Stated task —
Rewrite the rows below with every "warning-icon" changed to "alert-icon" and nothing else altered, leaving the pictures out.

Supplied records —
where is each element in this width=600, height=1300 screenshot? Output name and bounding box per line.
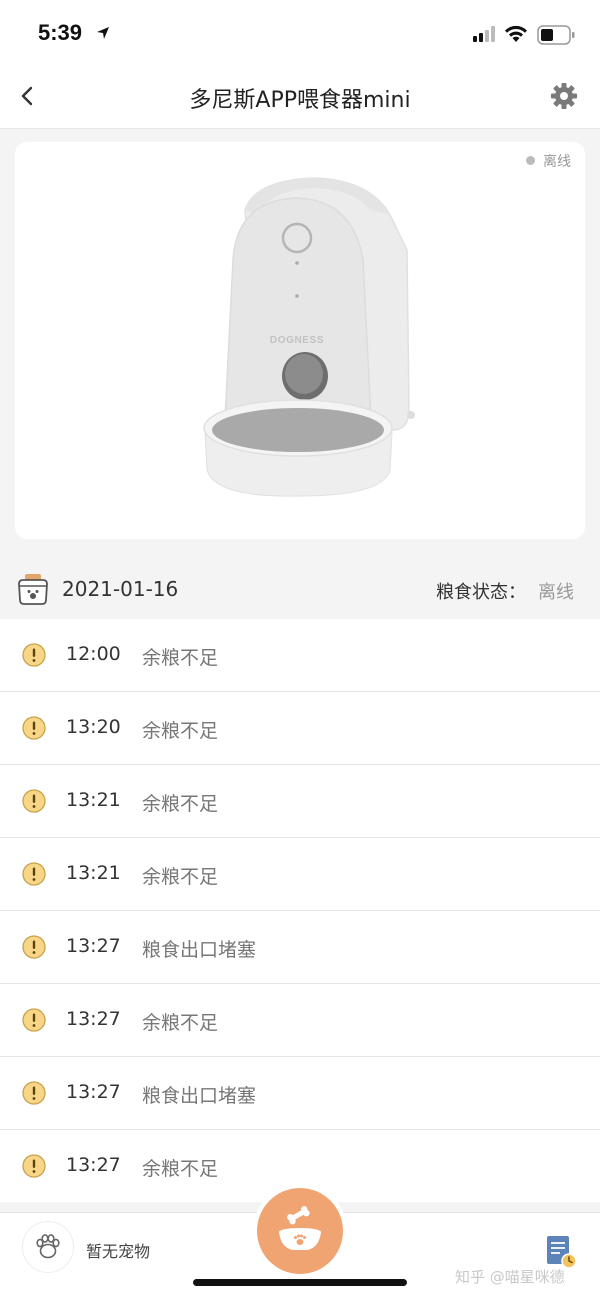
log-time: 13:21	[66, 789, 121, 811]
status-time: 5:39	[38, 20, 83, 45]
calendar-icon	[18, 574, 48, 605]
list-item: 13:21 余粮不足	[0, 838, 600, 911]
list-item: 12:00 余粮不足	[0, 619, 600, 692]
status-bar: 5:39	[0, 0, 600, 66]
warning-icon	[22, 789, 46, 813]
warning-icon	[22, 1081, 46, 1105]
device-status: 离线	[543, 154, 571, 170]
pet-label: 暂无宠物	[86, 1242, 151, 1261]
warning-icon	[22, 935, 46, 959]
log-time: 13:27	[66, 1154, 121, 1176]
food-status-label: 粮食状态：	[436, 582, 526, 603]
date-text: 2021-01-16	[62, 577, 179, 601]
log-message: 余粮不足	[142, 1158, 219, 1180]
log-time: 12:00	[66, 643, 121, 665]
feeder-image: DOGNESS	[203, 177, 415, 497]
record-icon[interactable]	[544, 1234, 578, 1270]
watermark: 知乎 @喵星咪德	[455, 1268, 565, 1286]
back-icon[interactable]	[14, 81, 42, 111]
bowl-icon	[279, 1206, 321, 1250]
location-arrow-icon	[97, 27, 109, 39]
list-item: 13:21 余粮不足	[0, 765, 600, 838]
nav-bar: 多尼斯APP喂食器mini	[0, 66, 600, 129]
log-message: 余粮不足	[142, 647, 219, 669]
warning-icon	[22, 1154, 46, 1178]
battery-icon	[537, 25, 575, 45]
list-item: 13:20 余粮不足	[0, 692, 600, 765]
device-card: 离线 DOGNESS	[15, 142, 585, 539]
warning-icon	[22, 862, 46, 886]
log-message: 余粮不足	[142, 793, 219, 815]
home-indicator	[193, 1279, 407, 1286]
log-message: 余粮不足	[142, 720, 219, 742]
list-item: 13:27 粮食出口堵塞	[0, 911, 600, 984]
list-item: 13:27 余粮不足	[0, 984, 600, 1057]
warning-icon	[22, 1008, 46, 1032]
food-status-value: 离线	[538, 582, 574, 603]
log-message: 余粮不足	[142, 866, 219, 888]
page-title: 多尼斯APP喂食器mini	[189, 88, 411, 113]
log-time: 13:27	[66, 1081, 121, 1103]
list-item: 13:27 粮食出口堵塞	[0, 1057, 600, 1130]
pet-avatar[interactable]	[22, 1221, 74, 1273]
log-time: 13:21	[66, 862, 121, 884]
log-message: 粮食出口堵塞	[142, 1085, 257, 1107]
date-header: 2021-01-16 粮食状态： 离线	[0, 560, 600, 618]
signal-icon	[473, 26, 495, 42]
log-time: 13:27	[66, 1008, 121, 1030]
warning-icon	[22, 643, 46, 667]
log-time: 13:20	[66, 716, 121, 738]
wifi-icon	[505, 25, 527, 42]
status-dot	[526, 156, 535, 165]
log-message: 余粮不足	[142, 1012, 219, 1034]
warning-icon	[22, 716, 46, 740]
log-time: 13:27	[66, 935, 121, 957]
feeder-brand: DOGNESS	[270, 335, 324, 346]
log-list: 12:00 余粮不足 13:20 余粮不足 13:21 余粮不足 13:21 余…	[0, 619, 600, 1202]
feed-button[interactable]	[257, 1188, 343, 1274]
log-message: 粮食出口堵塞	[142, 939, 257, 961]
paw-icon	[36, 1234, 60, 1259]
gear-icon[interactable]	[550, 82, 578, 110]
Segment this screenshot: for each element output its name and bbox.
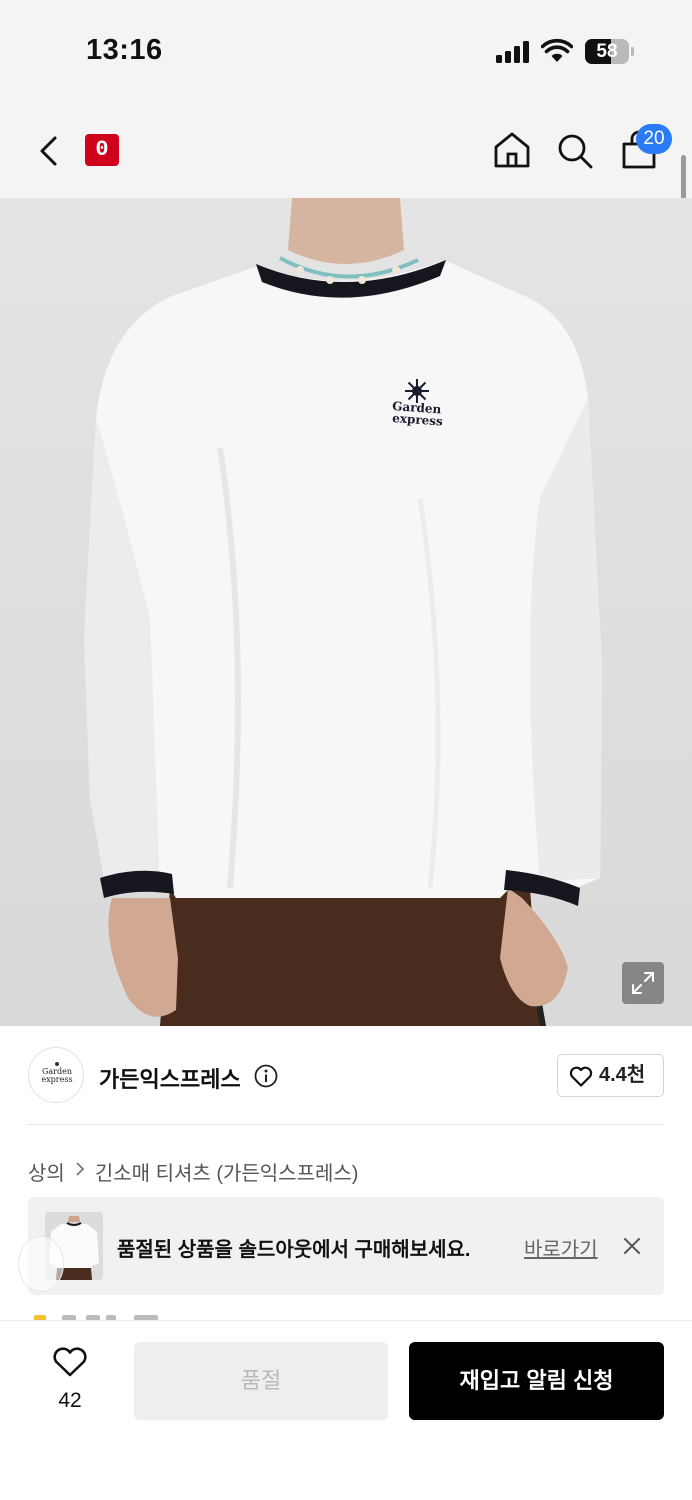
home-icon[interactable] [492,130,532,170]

Finished task —
where is each element in this width=600, height=1300 screenshot? Output name and bounding box per line.
log-time: 13:21	[66, 789, 121, 811]
status-time: 5:39	[38, 20, 83, 45]
calendar-icon	[18, 574, 48, 605]
list-item: 13:21 余粮不足	[0, 838, 600, 911]
list-item: 12:00 余粮不足	[0, 619, 600, 692]
status-bar: 5:39	[0, 0, 600, 66]
alert-icon	[22, 789, 46, 813]
alert-icon	[22, 1081, 46, 1105]
device-status: 离线	[543, 154, 571, 170]
pet-label: 暂无宠物	[86, 1242, 151, 1261]
alert-icon	[22, 935, 46, 959]
log-time: 13:27	[66, 1154, 121, 1176]
food-status-label: 粮食状态：	[436, 582, 526, 603]
date-text: 2021-01-16	[62, 577, 179, 601]
log-message: 余粮不足	[142, 1158, 219, 1180]
log-time: 12:00	[66, 643, 121, 665]
feeder-image: DOGNESS	[203, 177, 415, 497]
record-icon[interactable]	[544, 1234, 578, 1270]
watermark: 知乎 @喵星咪德	[455, 1268, 565, 1286]
back-icon[interactable]	[14, 81, 42, 111]
bowl-icon	[279, 1206, 321, 1250]
location-arrow-icon	[97, 27, 109, 39]
list-item: 13:21 余粮不足	[0, 765, 600, 838]
nav-bar: 多尼斯APP喂食器mini	[0, 66, 600, 129]
log-message: 余粮不足	[142, 647, 219, 669]
alert-icon	[22, 1154, 46, 1178]
battery-icon	[537, 25, 575, 45]
list-item: 13:20 余粮不足	[0, 692, 600, 765]
device-card: 离线 DOGNESS	[15, 142, 585, 539]
alert-icon	[22, 862, 46, 886]
log-message: 余粮不足	[142, 793, 219, 815]
home-indicator	[193, 1279, 407, 1286]
log-message: 余粮不足	[142, 720, 219, 742]
list-item: 13:27 粮食出口堵塞	[0, 911, 600, 984]
list-item: 13:27 余粮不足	[0, 984, 600, 1057]
alert-icon	[22, 1008, 46, 1032]
food-status-value: 离线	[538, 582, 574, 603]
log-message: 余粮不足	[142, 866, 219, 888]
page-title: 多尼斯APP喂食器mini	[189, 88, 411, 113]
log-time: 13:27	[66, 1081, 121, 1103]
list-item: 13:27 粮食出口堵塞	[0, 1057, 600, 1130]
pet-avatar[interactable]	[22, 1221, 74, 1273]
log-time: 13:21	[66, 862, 121, 884]
log-message: 粮食出口堵塞	[142, 1085, 257, 1107]
date-header: 2021-01-16 粮食状态： 离线	[0, 560, 600, 618]
signal-icon	[473, 26, 495, 42]
log-time: 13:27	[66, 1008, 121, 1030]
alert-icon	[22, 643, 46, 667]
log-time: 13:20	[66, 716, 121, 738]
wifi-icon	[505, 25, 527, 42]
status-dot	[526, 156, 535, 165]
log-message: 余粮不足	[142, 1012, 219, 1034]
alert-icon	[22, 716, 46, 740]
log-time: 13:27	[66, 935, 121, 957]
feeder-brand: DOGNESS	[270, 335, 324, 346]
log-list: 12:00 余粮不足 13:20 余粮不足 13:21 余粮不足 13:21 余…	[0, 619, 600, 1202]
feed-button[interactable]	[257, 1188, 343, 1274]
log-message: 粮食出口堵塞	[142, 939, 257, 961]
paw-icon	[36, 1234, 60, 1259]
gear-icon[interactable]	[550, 82, 578, 110]
Segment this screenshot: for each element output its name and bbox.
home-icon[interactable] [492,130,532,170]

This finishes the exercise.